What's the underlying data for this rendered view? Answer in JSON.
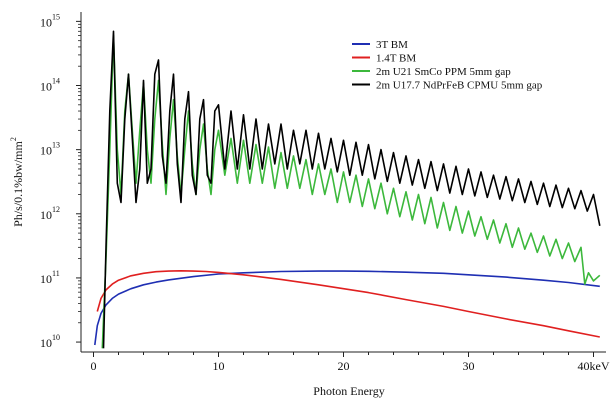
{
  "chart_data": {
    "type": "line",
    "title": "",
    "xlabel": "Photon Energy",
    "ylabel_base": "Ph/s/0.1%bw/mm",
    "ylabel_sup": "2",
    "xlim": [
      -1,
      41
    ],
    "ylim": [
      7000000000.0,
      1400000000000000.0
    ],
    "y_scale": "log",
    "grid": false,
    "legend_position": "top-right",
    "x_ticks": [
      {
        "value": 0,
        "label": "0"
      },
      {
        "value": 10,
        "label": "10"
      },
      {
        "value": 20,
        "label": "20"
      },
      {
        "value": 30,
        "label": "30"
      },
      {
        "value": 40,
        "label": "40keV"
      }
    ],
    "y_ticks": [
      {
        "value": 10000000000.0,
        "base": "10",
        "exp": "10"
      },
      {
        "value": 100000000000.0,
        "base": "10",
        "exp": "11"
      },
      {
        "value": 1000000000000.0,
        "base": "10",
        "exp": "12"
      },
      {
        "value": 10000000000000.0,
        "base": "10",
        "exp": "13"
      },
      {
        "value": 100000000000000.0,
        "base": "10",
        "exp": "14"
      },
      {
        "value": 1000000000000000.0,
        "base": "10",
        "exp": "15"
      }
    ],
    "series": [
      {
        "name": "3T BM",
        "color": "#1f2fb3",
        "x": [
          0.1,
          0.3,
          0.6,
          1,
          1.5,
          2,
          3,
          4,
          5,
          6,
          8,
          10,
          12,
          15,
          18,
          20,
          22,
          25,
          28,
          30,
          33,
          36,
          38,
          40.5
        ],
        "y": [
          9000000000.0,
          18000000000.0,
          28000000000.0,
          38000000000.0,
          48000000000.0,
          56000000000.0,
          68000000000.0,
          78000000000.0,
          86000000000.0,
          93000000000.0,
          105000000000.0,
          115000000000.0,
          120000000000.0,
          126000000000.0,
          128000000000.0,
          128000000000.0,
          127000000000.0,
          123000000000.0,
          118000000000.0,
          112000000000.0,
          103000000000.0,
          92000000000.0,
          85000000000.0,
          74000000000.0
        ]
      },
      {
        "name": "1.4T BM",
        "color": "#e02020",
        "x": [
          0.3,
          0.6,
          1,
          1.5,
          2,
          3,
          4,
          5,
          6,
          7,
          8,
          9,
          10,
          12,
          15,
          18,
          20,
          22,
          25,
          28,
          30,
          33,
          36,
          38,
          40.5
        ],
        "y": [
          30000000000.0,
          48000000000.0,
          65000000000.0,
          80000000000.0,
          92000000000.0,
          108000000000.0,
          118000000000.0,
          125000000000.0,
          128000000000.0,
          129000000000.0,
          128000000000.0,
          126000000000.0,
          122000000000.0,
          112000000000.0,
          95000000000.0,
          78000000000.0,
          68000000000.0,
          59000000000.0,
          46000000000.0,
          36000000000.0,
          30000000000.0,
          23000000000.0,
          18000000000.0,
          15000000000.0,
          12000000000.0
        ]
      },
      {
        "name": "2m U21 SmCo PPM 5mm gap",
        "color": "#3cb83c",
        "x": [
          0.7,
          1.0,
          1.3,
          1.6,
          1.9,
          2.2,
          2.5,
          2.8,
          3.1,
          3.4,
          3.7,
          4.0,
          4.3,
          4.6,
          4.9,
          5.2,
          5.5,
          5.8,
          6.1,
          6.4,
          6.7,
          7.0,
          7.3,
          7.6,
          7.9,
          8.2,
          8.5,
          8.8,
          9.1,
          9.4,
          9.7,
          10.0,
          10.5,
          11,
          11.5,
          12,
          12.5,
          13,
          13.5,
          14,
          14.5,
          15,
          15.5,
          16,
          16.5,
          17,
          17.5,
          18,
          18.5,
          19,
          19.5,
          20,
          20.5,
          21,
          21.5,
          22,
          22.5,
          23,
          23.5,
          24,
          24.5,
          25,
          25.5,
          26,
          26.5,
          27,
          27.5,
          28,
          28.5,
          29,
          29.5,
          30,
          30.5,
          31,
          31.5,
          32,
          32.5,
          33,
          33.5,
          34,
          34.5,
          35,
          35.5,
          36,
          36.5,
          37,
          37.5,
          38,
          38.5,
          39,
          39.3,
          39.6,
          40,
          40.5
        ],
        "y": [
          8000000000.0,
          200000000000.0,
          10000000000000.0,
          600000000000000.0,
          10000000000000.0,
          2000000000000.0,
          40000000000000.0,
          150000000000000.0,
          20000000000000.0,
          3000000000000.0,
          20000000000000.0,
          110000000000000.0,
          10000000000000.0,
          3000000000000.0,
          30000000000000.0,
          120000000000000.0,
          12000000000000.0,
          2000000000000.0,
          15000000000000.0,
          60000000000000.0,
          8000000000000.0,
          2000000000000.0,
          10000000000000.0,
          40000000000000.0,
          6000000000000.0,
          2000000000000.0,
          10000000000000.0,
          25000000000000.0,
          5000000000000.0,
          2000000000000.0,
          10000000000000.0,
          20000000000000.0,
          4000000000000.0,
          15000000000000.0,
          3000000000000.0,
          14000000000000.0,
          3000000000000.0,
          12000000000000.0,
          3000000000000.0,
          11000000000000.0,
          2500000000000.0,
          9000000000000.0,
          2500000000000.0,
          8000000000000.0,
          2500000000000.0,
          7000000000000.0,
          2000000000000.0,
          6000000000000.0,
          2000000000000.0,
          5000000000000.0,
          1500000000000.0,
          4500000000000.0,
          1500000000000.0,
          4000000000000.0,
          1300000000000.0,
          3500000000000.0,
          1200000000000.0,
          3000000000000.0,
          1000000000000.0,
          2500000000000.0,
          900000000000.0,
          2200000000000.0,
          800000000000.0,
          2000000000000.0,
          700000000000.0,
          1800000000000.0,
          600000000000.0,
          1500000000000.0,
          550000000000.0,
          1300000000000.0,
          500000000000.0,
          1100000000000.0,
          450000000000.0,
          900000000000.0,
          400000000000.0,
          800000000000.0,
          350000000000.0,
          700000000000.0,
          300000000000.0,
          600000000000.0,
          280000000000.0,
          500000000000.0,
          250000000000.0,
          450000000000.0,
          220000000000.0,
          400000000000.0,
          200000000000.0,
          350000000000.0,
          180000000000.0,
          300000000000.0,
          80000000000.0,
          120000000000.0,
          90000000000.0,
          110000000000.0
        ]
      },
      {
        "name": "2m U17.7 NdPrFeB CPMU 5mm gap",
        "color": "#000000",
        "x": [
          0.8,
          1.0,
          1.3,
          1.6,
          1.9,
          2.2,
          2.5,
          2.8,
          3.1,
          3.4,
          3.7,
          4.0,
          4.3,
          4.6,
          4.9,
          5.2,
          5.5,
          5.8,
          6.1,
          6.4,
          6.7,
          7.0,
          7.3,
          7.6,
          7.9,
          8.2,
          8.5,
          8.8,
          9.1,
          9.4,
          9.7,
          10.0,
          10.5,
          11,
          11.5,
          12,
          12.5,
          13,
          13.5,
          14,
          14.5,
          15,
          15.5,
          16,
          16.5,
          17,
          17.5,
          18,
          18.5,
          19,
          19.5,
          20,
          20.5,
          21,
          21.5,
          22,
          22.5,
          23,
          23.5,
          24,
          24.5,
          25,
          25.5,
          26,
          26.5,
          27,
          27.5,
          28,
          28.5,
          29,
          29.5,
          30,
          30.5,
          31,
          31.5,
          32,
          32.5,
          33,
          33.5,
          34,
          34.5,
          35,
          35.5,
          36,
          36.5,
          37,
          37.5,
          38,
          38.5,
          39,
          39.5,
          40,
          40.5
        ],
        "y": [
          8000000000.0,
          300000000000.0,
          40000000000000.0,
          700000000000000.0,
          3000000000000.0,
          1500000000000.0,
          30000000000000.0,
          150000000000000.0,
          15000000000000.0,
          1500000000000.0,
          5000000000000.0,
          120000000000000.0,
          3000000000000.0,
          5000000000000.0,
          150000000000000.0,
          250000000000000.0,
          8000000000000.0,
          3000000000000.0,
          40000000000000.0,
          150000000000000.0,
          6000000000000.0,
          1500000000000.0,
          30000000000000.0,
          80000000000000.0,
          4000000000000.0,
          2000000000000.0,
          30000000000000.0,
          60000000000000.0,
          4000000000000.0,
          3000000000000.0,
          40000000000000.0,
          50000000000000.0,
          5000000000000.0,
          40000000000000.0,
          5000000000000.0,
          35000000000000.0,
          5000000000000.0,
          30000000000000.0,
          5000000000000.0,
          25000000000000.0,
          6000000000000.0,
          25000000000000.0,
          5000000000000.0,
          20000000000000.0,
          6000000000000.0,
          20000000000000.0,
          5000000000000.0,
          18000000000000.0,
          5000000000000.0,
          15000000000000.0,
          4500000000000.0,
          14000000000000.0,
          4000000000000.0,
          13000000000000.0,
          4000000000000.0,
          12000000000000.0,
          3500000000000.0,
          10000000000000.0,
          3200000000000.0,
          9000000000000.0,
          3000000000000.0,
          8000000000000.0,
          2800000000000.0,
          7000000000000.0,
          2500000000000.0,
          6500000000000.0,
          2300000000000.0,
          6000000000000.0,
          2100000000000.0,
          5500000000000.0,
          2000000000000.0,
          5000000000000.0,
          1900000000000.0,
          4500000000000.0,
          1800000000000.0,
          4000000000000.0,
          1700000000000.0,
          3800000000000.0,
          1600000000000.0,
          3500000000000.0,
          1500000000000.0,
          3200000000000.0,
          1400000000000.0,
          3000000000000.0,
          1300000000000.0,
          2800000000000.0,
          1250000000000.0,
          2500000000000.0,
          1200000000000.0,
          2300000000000.0,
          1100000000000.0,
          2000000000000.0,
          650000000000.0
        ]
      }
    ]
  }
}
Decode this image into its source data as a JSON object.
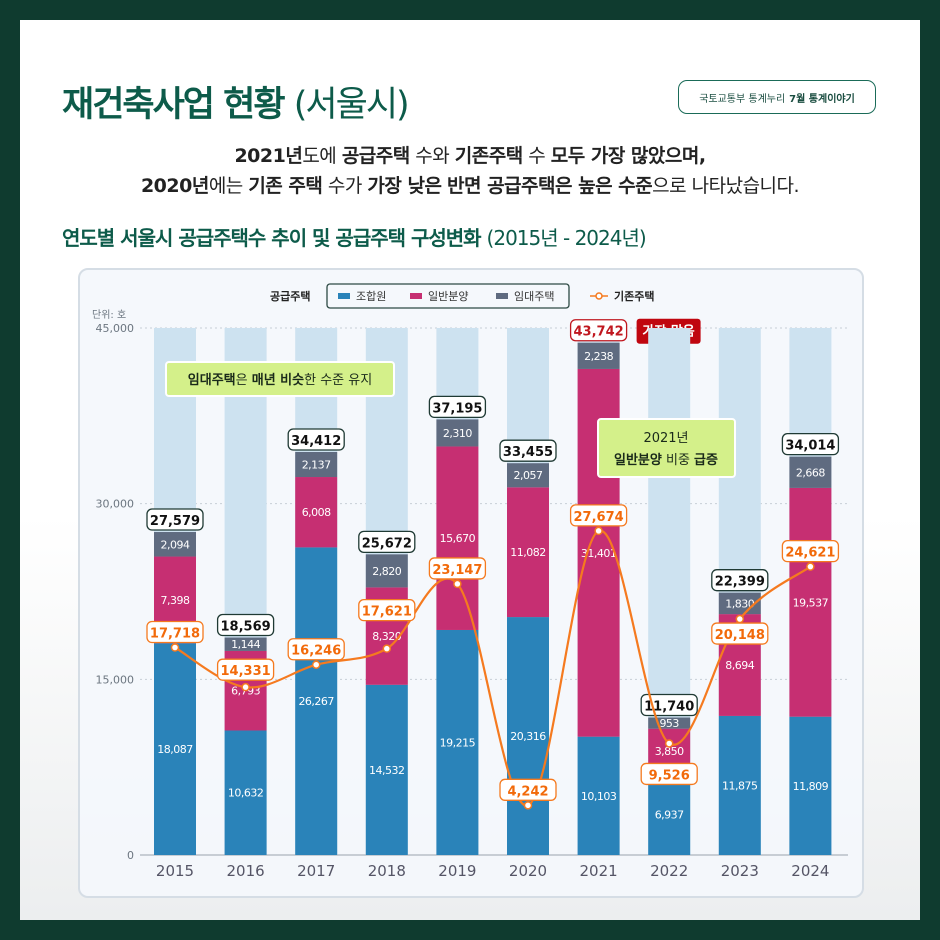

--------------------------------------------------

= What the exercise asks =
Pick out each line that holds the string "color".

= Result for this exercise =
        "color": "#1f2fb3",
        "color": "#e02020",
        "color": "#3cb83c",
        "color": "#000000",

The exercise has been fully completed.